Requirements → Filter out everything except lines holding "probléma".

Data to process →
- - -

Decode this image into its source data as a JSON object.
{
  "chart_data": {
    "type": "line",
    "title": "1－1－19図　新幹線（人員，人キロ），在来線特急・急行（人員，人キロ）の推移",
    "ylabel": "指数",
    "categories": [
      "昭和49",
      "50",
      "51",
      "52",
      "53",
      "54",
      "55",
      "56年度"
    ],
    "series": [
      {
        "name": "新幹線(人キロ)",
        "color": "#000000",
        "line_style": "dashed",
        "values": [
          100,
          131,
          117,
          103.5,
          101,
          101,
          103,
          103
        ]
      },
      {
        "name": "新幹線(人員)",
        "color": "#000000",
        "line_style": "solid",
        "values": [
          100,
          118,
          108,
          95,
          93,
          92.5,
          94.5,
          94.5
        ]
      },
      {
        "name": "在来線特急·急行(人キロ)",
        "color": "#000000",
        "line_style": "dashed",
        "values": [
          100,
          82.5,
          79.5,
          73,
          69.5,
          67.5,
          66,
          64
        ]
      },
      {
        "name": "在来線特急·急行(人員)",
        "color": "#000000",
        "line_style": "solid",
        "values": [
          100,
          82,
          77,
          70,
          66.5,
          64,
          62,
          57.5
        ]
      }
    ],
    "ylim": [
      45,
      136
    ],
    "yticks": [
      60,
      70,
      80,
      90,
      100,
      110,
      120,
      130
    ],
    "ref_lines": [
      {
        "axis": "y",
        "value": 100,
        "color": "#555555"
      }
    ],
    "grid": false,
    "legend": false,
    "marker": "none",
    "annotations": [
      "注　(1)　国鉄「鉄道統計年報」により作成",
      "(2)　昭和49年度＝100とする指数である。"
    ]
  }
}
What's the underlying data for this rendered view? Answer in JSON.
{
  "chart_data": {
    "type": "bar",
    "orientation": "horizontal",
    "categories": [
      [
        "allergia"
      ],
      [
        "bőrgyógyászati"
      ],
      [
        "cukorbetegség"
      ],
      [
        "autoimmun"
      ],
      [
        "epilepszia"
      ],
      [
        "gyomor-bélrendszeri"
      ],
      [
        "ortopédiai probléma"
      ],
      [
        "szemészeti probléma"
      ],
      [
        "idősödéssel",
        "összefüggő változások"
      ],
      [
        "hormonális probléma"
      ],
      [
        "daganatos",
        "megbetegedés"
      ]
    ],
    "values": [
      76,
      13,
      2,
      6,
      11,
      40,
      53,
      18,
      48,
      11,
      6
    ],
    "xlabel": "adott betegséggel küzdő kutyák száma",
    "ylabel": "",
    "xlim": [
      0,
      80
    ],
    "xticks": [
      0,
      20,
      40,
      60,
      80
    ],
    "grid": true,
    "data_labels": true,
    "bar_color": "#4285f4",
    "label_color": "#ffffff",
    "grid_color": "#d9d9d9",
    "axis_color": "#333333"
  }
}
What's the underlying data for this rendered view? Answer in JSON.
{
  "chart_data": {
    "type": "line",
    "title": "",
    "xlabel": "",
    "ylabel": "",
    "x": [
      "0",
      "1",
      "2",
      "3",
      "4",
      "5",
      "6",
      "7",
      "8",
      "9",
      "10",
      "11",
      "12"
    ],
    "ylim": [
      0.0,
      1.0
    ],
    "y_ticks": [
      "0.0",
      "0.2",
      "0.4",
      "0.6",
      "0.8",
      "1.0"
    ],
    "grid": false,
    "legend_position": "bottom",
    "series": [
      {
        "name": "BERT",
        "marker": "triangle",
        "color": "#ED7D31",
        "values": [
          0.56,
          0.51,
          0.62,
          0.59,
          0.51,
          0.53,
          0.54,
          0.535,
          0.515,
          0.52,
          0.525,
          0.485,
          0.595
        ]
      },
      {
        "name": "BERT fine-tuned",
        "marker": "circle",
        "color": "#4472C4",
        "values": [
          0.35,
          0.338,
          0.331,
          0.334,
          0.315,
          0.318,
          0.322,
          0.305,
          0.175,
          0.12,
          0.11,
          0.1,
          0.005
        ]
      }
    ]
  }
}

- - -

Finished answer →
        "ortopédiai probléma"
        "szemészeti probléma"
        "hormonális probléma"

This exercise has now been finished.